**SET EXERCISE**.
Return the number of lines that include the string "title", without any other text.

**EXCERPTED RECORDS**.
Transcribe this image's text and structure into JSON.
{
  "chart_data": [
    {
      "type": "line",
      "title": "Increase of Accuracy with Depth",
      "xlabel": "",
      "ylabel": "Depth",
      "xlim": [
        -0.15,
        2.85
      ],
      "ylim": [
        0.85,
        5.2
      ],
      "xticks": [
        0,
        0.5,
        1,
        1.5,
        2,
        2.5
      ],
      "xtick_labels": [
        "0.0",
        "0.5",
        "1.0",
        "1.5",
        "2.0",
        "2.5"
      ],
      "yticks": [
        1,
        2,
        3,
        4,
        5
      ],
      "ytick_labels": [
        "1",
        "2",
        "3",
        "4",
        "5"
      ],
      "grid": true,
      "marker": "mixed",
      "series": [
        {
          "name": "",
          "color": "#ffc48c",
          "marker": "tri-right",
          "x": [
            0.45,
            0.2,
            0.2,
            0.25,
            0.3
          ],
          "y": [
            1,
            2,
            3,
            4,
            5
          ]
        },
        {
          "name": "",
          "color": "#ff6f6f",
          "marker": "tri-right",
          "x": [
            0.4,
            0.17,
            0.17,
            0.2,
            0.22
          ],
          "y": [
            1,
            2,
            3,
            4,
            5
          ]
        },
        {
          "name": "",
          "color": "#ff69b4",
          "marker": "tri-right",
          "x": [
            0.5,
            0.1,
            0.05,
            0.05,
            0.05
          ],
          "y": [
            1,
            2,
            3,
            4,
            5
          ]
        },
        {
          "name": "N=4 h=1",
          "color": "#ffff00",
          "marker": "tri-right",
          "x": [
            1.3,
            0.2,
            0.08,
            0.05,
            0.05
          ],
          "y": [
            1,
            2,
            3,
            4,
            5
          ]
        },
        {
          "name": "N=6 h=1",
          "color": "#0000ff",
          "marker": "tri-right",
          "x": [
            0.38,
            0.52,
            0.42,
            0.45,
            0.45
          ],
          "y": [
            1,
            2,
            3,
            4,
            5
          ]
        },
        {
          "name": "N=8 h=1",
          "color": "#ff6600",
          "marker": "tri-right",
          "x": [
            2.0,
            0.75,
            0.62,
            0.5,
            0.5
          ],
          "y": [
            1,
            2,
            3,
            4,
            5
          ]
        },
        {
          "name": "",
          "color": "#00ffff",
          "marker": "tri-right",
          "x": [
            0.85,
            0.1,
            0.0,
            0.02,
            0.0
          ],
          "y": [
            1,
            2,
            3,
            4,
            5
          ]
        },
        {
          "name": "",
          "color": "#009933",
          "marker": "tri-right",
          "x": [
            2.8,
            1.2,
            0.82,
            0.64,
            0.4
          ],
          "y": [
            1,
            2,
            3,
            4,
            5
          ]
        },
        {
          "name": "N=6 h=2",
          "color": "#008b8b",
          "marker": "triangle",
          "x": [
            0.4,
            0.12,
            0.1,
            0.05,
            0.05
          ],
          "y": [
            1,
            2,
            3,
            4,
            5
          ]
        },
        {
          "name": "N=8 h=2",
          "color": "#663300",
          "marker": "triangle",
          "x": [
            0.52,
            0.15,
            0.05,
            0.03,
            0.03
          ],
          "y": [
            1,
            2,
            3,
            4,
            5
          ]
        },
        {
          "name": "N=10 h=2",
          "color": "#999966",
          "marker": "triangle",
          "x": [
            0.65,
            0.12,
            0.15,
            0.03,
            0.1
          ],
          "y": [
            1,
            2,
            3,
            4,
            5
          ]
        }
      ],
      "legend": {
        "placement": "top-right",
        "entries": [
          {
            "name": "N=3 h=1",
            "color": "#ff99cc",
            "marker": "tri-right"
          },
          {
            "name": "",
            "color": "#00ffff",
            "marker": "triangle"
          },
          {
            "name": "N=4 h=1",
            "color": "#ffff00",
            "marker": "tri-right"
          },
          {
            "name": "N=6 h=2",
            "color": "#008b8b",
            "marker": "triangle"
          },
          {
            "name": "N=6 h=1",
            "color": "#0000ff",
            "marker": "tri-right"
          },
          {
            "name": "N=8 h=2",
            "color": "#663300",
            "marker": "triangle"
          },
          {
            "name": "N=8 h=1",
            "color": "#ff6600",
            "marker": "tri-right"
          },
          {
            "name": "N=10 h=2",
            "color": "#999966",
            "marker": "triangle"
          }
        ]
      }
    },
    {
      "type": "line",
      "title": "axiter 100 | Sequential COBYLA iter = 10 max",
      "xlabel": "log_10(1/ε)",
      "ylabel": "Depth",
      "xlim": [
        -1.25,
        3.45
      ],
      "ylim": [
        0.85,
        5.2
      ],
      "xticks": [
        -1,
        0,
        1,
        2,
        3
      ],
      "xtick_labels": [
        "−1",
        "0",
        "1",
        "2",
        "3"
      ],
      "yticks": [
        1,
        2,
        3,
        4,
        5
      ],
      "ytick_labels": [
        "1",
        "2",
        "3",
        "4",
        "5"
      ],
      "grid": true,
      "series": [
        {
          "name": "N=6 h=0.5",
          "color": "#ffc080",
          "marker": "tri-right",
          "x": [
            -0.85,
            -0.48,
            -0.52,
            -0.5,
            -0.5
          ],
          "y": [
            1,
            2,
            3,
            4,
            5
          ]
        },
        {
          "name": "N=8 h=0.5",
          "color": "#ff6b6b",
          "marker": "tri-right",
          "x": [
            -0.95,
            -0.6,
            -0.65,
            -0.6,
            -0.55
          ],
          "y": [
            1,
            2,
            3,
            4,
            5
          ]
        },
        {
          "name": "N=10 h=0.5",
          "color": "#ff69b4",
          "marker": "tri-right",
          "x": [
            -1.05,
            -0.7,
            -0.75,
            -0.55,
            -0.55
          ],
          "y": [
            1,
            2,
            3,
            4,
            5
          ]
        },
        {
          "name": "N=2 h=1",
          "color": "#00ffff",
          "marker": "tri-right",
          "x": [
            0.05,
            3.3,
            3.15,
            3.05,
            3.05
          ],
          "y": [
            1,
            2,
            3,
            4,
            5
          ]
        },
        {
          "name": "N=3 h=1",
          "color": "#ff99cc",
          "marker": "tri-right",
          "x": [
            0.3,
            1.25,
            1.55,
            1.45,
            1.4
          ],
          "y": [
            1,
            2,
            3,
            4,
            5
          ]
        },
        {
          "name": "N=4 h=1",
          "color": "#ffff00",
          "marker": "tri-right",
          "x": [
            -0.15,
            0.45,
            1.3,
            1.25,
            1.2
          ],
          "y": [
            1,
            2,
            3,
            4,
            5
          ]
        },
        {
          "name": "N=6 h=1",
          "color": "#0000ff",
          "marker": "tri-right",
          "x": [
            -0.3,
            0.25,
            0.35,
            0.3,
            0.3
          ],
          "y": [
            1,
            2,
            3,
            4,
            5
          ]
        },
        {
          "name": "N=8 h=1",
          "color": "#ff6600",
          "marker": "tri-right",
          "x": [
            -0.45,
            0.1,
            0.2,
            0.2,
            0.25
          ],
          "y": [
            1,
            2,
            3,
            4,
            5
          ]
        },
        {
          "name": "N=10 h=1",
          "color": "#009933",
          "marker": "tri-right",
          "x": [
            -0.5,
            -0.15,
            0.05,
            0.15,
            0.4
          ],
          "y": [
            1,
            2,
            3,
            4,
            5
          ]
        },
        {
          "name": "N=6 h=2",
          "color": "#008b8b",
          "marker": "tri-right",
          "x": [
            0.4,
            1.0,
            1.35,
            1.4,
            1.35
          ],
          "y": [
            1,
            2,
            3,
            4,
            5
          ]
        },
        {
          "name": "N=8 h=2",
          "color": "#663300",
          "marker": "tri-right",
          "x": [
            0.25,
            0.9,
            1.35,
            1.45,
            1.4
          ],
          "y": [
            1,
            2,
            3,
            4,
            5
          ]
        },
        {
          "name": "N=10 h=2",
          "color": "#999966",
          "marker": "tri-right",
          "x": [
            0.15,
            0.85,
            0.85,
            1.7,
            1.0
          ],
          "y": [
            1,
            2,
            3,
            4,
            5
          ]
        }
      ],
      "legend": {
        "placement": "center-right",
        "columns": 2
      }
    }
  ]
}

**ANSWER**.
2